[Start of MATERIAL FOR THIS TASK]

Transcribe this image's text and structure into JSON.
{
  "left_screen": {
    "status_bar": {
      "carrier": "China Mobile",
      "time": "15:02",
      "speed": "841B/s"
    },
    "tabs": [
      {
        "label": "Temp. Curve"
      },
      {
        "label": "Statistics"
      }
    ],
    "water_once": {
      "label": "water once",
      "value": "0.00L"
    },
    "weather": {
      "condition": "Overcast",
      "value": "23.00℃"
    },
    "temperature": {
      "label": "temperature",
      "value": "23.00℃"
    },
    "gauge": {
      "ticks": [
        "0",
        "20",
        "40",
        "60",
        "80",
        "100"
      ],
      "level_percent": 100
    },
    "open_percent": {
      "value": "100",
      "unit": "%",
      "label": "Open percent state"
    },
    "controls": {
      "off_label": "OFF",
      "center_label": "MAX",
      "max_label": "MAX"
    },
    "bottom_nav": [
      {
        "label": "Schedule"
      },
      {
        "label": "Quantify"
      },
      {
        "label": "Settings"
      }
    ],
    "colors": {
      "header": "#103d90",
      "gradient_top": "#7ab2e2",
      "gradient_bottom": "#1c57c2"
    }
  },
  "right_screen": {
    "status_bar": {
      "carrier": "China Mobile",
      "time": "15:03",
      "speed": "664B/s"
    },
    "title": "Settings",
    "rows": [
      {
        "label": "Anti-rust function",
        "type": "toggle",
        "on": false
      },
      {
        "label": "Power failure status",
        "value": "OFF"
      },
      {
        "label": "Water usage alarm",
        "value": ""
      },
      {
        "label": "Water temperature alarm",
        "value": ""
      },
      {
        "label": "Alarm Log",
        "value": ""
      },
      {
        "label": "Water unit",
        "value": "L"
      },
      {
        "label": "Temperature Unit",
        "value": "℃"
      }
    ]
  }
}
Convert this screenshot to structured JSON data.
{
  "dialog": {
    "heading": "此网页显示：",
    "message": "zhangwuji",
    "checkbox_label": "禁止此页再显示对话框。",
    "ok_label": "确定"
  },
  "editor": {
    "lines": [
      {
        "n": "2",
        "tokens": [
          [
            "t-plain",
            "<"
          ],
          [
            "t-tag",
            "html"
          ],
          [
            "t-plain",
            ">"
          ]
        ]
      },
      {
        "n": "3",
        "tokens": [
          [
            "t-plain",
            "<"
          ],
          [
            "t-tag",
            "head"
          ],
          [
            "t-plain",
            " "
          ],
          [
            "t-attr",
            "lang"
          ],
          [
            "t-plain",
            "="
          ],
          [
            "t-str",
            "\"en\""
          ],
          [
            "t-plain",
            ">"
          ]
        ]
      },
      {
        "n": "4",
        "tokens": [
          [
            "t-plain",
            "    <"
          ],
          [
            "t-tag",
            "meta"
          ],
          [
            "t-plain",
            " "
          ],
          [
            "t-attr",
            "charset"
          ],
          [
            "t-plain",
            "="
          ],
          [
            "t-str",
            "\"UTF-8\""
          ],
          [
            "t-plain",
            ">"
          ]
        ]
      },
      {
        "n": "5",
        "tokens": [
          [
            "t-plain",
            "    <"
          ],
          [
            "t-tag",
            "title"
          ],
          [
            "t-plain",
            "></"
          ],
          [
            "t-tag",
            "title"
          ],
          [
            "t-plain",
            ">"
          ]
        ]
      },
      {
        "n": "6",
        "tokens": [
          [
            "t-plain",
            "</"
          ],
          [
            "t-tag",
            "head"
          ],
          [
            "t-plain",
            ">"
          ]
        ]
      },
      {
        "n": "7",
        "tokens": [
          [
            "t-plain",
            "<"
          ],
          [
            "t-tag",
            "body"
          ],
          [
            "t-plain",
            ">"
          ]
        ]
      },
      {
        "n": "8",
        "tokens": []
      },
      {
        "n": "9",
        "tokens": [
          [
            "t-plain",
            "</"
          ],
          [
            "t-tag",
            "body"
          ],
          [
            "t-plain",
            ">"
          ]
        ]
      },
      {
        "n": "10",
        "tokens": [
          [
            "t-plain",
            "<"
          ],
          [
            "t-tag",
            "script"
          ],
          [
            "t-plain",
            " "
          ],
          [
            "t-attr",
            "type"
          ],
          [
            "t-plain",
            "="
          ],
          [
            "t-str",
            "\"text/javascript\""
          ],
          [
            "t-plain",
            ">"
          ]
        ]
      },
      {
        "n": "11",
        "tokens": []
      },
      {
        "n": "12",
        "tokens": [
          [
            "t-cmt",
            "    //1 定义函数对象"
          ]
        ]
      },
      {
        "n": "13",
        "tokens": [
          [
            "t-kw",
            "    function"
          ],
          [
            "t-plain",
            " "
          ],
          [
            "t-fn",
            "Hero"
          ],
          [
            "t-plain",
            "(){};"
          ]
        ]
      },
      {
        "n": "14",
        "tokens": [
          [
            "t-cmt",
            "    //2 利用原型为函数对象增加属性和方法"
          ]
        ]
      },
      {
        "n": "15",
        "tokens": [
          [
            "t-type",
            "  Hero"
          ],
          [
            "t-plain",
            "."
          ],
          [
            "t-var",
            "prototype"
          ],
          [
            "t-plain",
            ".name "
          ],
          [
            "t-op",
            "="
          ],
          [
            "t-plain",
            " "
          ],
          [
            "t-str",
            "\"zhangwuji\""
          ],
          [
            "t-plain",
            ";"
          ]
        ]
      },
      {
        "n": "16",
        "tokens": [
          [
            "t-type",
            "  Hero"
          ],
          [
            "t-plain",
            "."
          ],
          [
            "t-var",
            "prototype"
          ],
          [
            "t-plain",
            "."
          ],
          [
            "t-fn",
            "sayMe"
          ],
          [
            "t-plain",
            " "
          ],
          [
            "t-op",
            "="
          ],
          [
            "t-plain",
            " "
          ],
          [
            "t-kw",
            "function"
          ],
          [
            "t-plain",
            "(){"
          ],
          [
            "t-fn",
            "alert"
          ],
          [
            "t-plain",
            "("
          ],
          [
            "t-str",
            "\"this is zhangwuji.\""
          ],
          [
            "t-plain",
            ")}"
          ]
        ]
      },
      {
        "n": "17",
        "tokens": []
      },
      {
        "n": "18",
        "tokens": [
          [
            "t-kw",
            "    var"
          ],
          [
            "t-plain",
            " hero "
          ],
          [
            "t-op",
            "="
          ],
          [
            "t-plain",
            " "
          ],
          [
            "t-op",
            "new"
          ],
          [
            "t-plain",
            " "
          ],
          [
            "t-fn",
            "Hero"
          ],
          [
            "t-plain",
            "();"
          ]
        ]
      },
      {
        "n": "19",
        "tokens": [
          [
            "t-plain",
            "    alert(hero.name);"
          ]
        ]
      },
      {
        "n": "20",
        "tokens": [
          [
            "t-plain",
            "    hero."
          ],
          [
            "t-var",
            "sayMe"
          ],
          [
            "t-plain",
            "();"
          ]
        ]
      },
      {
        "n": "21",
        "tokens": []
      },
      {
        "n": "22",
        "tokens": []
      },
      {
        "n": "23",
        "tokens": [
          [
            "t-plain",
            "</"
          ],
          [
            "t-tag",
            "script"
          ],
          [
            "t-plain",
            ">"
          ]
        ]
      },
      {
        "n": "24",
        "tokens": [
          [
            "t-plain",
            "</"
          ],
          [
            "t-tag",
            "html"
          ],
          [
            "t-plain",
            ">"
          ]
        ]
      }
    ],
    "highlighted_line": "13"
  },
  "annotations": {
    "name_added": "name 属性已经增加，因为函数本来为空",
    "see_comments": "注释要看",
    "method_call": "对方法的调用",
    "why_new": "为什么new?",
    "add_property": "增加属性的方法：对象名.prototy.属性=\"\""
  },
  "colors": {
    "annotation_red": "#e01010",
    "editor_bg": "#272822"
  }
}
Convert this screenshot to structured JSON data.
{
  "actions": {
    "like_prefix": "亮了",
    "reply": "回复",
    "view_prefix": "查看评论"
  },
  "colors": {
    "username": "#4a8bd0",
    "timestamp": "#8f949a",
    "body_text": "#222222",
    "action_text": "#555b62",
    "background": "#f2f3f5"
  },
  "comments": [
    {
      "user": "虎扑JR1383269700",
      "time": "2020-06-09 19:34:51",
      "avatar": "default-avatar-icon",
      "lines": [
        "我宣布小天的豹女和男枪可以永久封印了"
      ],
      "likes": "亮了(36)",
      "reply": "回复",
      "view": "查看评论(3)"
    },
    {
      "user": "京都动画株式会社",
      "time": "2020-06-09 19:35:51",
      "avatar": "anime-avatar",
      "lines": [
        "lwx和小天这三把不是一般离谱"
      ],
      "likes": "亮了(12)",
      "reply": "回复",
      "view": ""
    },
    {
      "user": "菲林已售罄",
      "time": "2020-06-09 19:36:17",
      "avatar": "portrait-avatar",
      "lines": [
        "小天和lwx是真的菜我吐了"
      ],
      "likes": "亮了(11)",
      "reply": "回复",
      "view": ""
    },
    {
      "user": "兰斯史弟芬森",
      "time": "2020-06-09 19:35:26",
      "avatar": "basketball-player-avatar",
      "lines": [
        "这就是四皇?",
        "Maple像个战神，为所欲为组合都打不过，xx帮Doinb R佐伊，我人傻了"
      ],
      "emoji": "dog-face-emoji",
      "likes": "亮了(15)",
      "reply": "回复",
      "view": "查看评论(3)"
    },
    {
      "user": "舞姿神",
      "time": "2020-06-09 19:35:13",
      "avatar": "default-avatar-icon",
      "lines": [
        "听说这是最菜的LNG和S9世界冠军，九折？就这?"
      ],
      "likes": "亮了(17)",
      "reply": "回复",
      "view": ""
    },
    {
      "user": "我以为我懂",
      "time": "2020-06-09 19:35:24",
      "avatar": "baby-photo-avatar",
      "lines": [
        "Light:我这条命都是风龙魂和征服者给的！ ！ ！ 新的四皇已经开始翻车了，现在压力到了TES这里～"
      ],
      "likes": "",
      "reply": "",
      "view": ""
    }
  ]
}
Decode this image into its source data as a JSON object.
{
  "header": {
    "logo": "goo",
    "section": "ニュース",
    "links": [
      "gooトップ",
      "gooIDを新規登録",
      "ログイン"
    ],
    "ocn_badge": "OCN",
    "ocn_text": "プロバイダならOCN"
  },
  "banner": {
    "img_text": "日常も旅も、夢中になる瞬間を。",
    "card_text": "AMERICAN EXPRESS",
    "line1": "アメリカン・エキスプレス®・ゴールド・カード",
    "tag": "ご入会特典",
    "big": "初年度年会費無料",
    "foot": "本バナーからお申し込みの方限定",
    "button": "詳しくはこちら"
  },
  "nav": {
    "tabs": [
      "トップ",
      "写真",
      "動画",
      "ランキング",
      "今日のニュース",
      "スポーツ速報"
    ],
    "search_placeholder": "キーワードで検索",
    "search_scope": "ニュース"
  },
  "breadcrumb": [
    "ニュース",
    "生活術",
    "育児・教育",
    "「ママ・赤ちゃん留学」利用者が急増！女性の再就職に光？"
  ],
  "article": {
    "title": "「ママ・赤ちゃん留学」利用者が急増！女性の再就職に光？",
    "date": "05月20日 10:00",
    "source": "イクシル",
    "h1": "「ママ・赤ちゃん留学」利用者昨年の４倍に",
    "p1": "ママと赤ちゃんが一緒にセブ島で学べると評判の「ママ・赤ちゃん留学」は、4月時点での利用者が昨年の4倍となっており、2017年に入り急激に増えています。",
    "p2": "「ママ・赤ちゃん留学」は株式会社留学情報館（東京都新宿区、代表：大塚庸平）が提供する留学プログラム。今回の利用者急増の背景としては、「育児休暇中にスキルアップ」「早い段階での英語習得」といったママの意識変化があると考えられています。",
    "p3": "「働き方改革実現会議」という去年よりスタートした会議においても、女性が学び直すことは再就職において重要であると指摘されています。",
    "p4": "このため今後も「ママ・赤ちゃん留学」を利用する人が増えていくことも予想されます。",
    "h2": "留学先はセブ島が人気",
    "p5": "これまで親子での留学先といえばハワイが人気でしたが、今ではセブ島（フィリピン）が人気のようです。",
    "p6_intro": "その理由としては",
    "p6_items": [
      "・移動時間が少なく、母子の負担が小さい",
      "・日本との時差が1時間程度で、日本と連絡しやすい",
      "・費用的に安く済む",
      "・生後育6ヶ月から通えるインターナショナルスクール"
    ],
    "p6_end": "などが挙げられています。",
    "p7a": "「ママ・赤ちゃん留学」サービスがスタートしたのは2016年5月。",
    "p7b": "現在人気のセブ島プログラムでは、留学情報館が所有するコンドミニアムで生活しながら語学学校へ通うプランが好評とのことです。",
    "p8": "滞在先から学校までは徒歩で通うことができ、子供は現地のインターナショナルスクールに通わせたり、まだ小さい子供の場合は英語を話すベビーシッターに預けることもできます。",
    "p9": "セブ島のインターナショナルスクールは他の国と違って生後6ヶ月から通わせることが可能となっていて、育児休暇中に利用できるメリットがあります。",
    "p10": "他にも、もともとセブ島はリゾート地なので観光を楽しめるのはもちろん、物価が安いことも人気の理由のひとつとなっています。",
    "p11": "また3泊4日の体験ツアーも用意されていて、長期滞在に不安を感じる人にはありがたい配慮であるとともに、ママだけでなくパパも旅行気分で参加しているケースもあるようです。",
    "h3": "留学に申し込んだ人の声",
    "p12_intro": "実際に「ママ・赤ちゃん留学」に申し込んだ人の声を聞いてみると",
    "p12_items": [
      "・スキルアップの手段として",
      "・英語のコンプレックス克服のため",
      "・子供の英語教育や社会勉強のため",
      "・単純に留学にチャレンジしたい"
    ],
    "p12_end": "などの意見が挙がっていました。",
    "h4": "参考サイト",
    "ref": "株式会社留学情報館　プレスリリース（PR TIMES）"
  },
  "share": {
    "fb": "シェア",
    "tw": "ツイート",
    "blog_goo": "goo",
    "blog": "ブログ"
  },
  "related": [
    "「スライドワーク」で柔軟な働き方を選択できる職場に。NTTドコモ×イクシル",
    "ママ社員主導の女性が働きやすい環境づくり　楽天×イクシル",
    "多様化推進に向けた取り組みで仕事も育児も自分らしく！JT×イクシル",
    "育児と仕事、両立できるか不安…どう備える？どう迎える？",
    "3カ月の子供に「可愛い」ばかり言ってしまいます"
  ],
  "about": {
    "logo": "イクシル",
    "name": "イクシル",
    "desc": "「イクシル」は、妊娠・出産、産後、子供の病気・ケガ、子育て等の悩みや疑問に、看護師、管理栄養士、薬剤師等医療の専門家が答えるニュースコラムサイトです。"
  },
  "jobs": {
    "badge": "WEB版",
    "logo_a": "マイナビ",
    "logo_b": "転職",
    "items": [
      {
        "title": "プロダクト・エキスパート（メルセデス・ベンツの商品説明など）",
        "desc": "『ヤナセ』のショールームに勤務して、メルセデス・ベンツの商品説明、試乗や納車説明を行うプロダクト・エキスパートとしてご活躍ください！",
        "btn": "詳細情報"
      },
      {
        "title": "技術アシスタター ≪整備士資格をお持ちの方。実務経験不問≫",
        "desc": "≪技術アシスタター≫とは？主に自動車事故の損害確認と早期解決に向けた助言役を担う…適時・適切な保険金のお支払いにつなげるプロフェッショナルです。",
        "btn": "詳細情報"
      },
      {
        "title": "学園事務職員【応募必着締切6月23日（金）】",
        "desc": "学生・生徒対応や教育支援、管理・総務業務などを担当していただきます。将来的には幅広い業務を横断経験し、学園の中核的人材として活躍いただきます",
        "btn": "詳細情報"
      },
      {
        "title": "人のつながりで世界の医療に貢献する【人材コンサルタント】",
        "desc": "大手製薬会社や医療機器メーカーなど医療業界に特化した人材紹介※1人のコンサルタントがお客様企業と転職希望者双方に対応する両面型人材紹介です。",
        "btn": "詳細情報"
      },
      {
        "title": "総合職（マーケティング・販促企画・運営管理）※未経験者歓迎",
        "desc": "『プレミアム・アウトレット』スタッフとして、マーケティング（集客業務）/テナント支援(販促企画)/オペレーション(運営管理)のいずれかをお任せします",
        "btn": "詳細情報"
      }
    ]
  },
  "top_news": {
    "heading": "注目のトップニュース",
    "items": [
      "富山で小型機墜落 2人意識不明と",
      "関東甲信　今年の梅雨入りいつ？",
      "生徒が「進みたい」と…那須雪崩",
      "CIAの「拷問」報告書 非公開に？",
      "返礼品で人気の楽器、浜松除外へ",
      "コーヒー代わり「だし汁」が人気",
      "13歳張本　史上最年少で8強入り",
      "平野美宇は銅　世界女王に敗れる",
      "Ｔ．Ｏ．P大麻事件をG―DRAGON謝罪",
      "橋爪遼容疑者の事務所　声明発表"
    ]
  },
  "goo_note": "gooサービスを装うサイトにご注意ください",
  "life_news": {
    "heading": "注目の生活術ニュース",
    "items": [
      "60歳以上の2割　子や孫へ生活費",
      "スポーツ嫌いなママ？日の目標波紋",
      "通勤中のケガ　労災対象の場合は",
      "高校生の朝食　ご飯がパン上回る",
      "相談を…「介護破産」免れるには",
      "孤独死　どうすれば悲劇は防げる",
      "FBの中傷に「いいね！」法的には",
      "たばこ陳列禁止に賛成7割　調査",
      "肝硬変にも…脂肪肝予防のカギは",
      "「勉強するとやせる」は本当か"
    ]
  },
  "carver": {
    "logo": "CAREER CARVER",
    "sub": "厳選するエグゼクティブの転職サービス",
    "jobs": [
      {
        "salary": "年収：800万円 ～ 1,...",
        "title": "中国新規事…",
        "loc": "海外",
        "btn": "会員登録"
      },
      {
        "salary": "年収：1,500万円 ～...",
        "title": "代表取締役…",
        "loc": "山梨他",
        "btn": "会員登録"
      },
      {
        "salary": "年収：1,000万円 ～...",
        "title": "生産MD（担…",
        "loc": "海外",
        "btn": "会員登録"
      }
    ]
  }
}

[End of MATERIAL FOR THIS TASK]

#### WHAT YOU WILL DO
Select from the material above each line in which the string "likes" appears, and list those lines.

#### ANSWER BELOW
      "likes": "亮了(36)",
      "likes": "亮了(12)",
      "likes": "亮了(11)",
      "likes": "亮了(15)",
      "likes": "亮了(17)",
      "likes": "",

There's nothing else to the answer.